Instruction:
From the listing below, extract each line containing the string "membentuk".

______

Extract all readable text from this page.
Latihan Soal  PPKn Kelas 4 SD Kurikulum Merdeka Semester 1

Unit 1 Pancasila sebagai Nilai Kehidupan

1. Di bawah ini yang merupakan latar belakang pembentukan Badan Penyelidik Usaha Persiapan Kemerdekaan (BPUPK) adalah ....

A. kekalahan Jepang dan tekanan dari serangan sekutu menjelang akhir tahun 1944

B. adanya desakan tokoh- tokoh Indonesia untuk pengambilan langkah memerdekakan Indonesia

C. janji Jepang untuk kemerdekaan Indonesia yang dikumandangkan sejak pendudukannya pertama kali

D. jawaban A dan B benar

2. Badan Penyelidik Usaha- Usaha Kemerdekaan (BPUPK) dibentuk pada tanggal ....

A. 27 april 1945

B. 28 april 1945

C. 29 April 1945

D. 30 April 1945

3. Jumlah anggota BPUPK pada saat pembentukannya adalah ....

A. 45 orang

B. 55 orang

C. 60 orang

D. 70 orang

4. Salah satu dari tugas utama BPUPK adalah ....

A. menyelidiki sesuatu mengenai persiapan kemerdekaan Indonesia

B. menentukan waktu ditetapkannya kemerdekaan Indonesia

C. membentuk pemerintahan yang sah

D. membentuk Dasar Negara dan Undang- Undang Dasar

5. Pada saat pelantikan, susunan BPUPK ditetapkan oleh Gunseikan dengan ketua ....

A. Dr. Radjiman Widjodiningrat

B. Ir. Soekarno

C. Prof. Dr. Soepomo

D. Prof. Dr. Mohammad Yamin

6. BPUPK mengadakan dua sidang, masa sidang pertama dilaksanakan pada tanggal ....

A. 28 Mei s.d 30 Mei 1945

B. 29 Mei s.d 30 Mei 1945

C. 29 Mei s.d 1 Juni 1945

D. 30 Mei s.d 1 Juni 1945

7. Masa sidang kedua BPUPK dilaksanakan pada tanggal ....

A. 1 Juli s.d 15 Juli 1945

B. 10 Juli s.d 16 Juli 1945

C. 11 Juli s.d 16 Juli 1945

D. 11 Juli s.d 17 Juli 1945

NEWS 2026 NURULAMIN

______

Answer for the task:
C. membentuk pemerintahan yang sah
D. membentuk Dasar Negara dan Undang- Undang Dasar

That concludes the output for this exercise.